THE EXERCISE =
In the listing below, count the lines containing the string "slice" and state only the number.

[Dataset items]
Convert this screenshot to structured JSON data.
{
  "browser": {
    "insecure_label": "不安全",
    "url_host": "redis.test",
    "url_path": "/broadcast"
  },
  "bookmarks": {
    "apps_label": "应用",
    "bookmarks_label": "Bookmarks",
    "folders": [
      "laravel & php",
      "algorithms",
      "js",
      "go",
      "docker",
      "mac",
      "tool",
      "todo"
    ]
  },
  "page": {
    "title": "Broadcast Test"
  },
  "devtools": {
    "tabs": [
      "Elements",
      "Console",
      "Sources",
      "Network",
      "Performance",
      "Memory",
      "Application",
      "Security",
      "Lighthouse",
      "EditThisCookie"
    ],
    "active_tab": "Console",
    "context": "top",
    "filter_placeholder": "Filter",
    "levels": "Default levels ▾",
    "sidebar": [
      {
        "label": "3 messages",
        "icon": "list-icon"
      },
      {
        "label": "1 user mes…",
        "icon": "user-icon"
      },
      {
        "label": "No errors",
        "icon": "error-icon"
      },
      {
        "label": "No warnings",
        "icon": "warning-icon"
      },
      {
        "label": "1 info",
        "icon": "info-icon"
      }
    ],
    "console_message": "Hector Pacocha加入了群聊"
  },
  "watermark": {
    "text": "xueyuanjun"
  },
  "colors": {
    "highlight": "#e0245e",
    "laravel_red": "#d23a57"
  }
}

...

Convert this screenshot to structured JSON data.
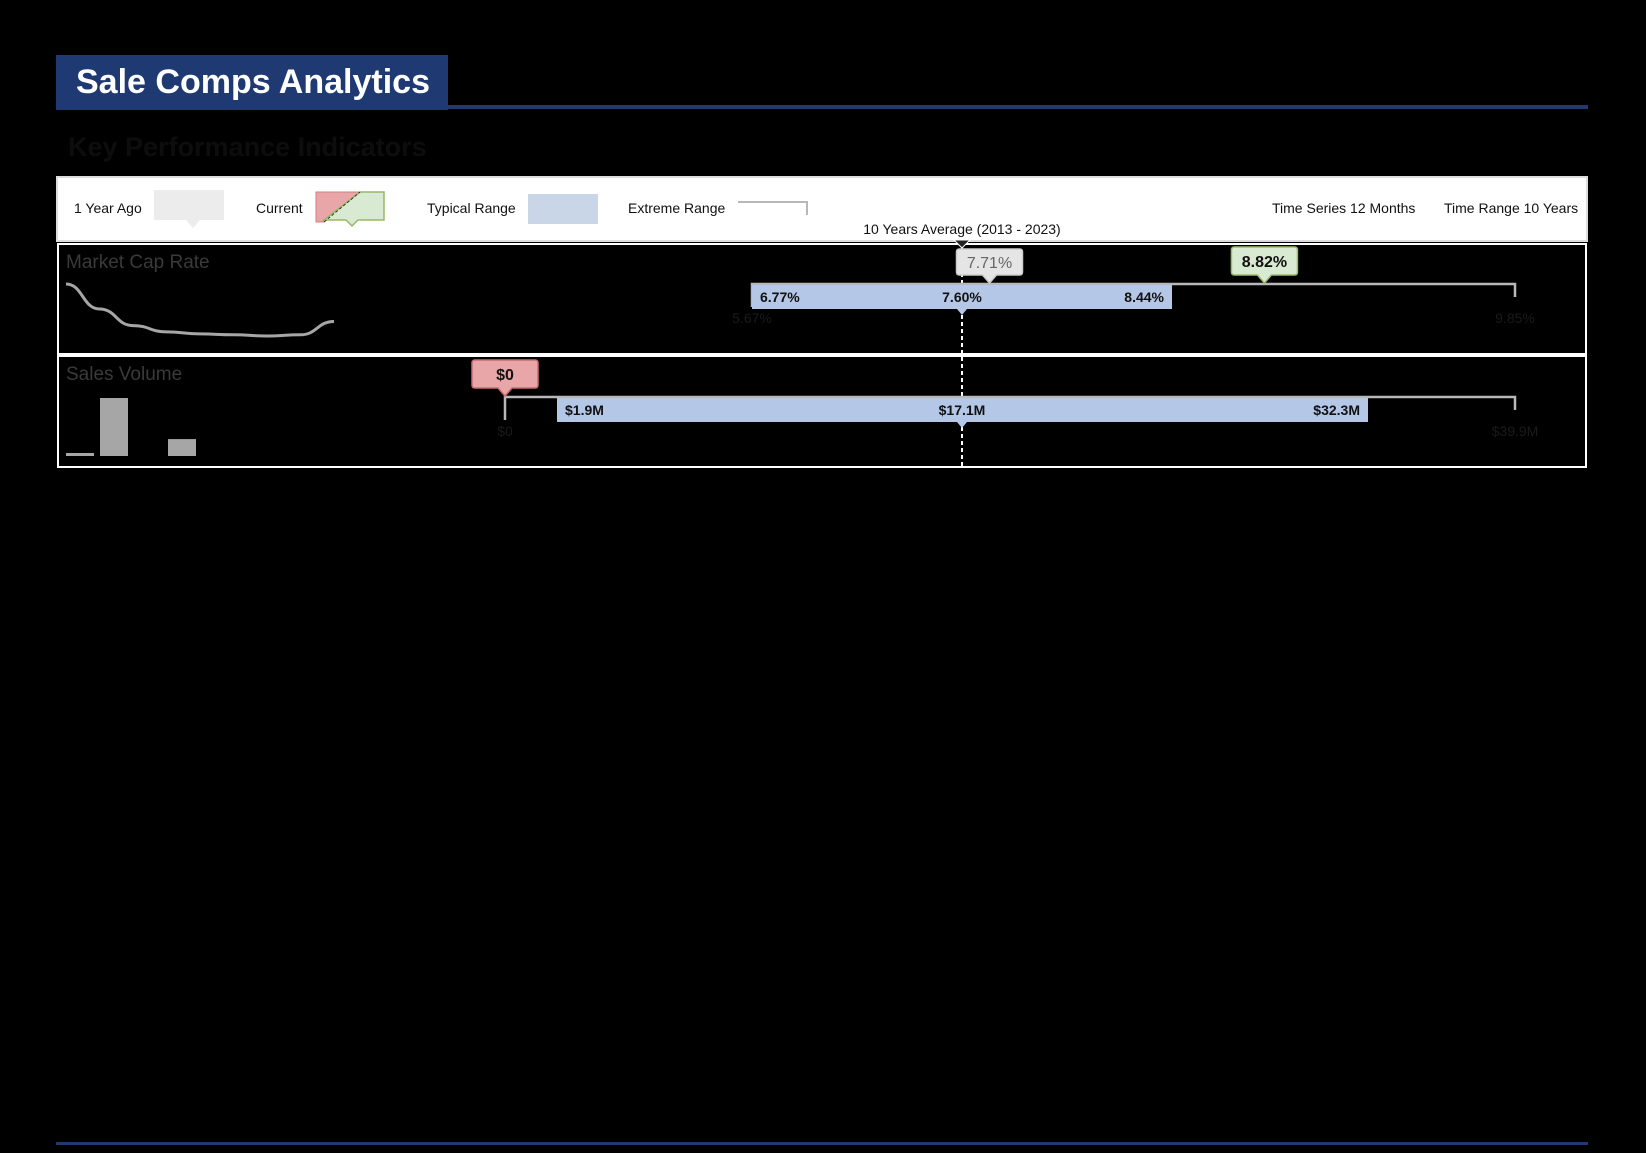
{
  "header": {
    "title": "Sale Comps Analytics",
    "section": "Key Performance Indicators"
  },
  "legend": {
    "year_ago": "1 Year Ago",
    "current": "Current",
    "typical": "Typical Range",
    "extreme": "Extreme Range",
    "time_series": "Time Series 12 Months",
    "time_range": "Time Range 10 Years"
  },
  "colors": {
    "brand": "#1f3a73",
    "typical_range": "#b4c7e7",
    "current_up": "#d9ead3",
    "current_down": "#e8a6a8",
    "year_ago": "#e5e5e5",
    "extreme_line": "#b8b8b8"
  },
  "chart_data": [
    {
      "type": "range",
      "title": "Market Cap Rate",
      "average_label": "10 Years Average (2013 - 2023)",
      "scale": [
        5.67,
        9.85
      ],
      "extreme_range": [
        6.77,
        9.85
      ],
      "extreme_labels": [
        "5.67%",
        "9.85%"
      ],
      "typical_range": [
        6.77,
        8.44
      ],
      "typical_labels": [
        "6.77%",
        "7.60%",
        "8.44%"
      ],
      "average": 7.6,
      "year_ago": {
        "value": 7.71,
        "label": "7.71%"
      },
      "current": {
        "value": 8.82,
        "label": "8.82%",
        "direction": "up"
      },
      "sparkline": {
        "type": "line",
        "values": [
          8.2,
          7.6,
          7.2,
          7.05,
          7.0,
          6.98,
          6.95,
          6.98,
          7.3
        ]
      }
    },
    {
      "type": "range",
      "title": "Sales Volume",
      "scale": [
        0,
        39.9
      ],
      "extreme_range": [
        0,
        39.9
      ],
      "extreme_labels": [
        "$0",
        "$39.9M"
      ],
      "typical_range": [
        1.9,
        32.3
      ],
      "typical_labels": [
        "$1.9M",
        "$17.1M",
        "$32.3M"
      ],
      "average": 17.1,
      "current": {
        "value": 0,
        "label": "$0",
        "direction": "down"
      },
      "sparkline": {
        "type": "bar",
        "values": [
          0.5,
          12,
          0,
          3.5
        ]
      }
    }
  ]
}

--

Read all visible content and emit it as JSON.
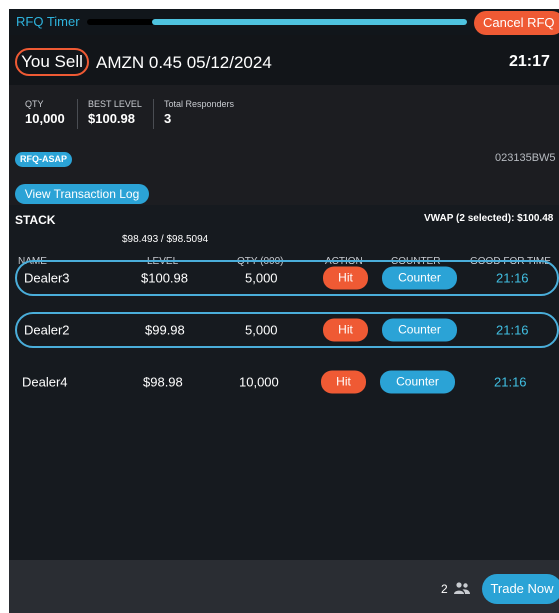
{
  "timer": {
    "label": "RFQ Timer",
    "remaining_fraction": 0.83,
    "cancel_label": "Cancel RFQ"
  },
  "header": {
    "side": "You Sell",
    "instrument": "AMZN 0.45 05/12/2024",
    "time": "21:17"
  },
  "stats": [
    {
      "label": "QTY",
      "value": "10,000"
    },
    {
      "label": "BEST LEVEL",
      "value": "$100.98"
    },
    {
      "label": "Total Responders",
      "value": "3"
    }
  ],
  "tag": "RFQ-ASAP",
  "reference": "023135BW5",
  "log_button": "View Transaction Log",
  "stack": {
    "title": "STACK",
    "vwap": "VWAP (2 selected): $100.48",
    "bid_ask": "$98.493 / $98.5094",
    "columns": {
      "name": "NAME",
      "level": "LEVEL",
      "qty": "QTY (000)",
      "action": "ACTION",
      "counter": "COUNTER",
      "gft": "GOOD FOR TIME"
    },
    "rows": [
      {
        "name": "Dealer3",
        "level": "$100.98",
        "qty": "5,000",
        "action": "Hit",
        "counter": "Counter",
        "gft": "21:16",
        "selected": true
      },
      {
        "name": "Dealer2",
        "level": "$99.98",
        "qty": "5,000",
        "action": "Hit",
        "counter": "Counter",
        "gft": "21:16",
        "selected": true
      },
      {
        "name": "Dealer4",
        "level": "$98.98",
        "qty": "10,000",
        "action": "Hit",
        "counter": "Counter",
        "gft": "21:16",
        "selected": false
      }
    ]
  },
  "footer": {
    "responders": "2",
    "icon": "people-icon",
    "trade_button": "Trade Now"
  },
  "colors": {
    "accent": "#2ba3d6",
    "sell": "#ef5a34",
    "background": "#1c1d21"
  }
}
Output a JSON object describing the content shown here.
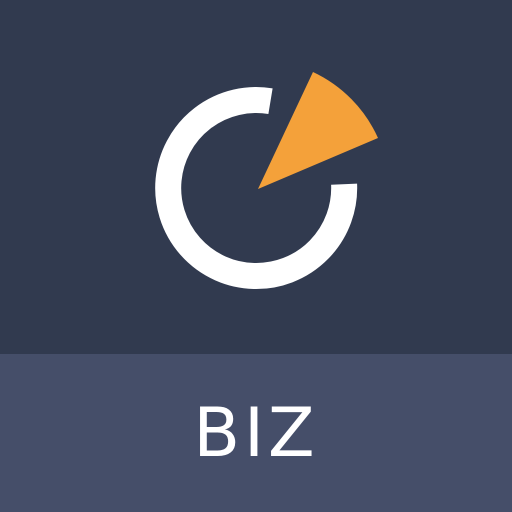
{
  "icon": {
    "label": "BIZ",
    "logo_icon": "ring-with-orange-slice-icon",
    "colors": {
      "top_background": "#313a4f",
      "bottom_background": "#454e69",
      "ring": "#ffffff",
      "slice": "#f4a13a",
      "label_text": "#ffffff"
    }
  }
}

WRITTEN ANSWER =
2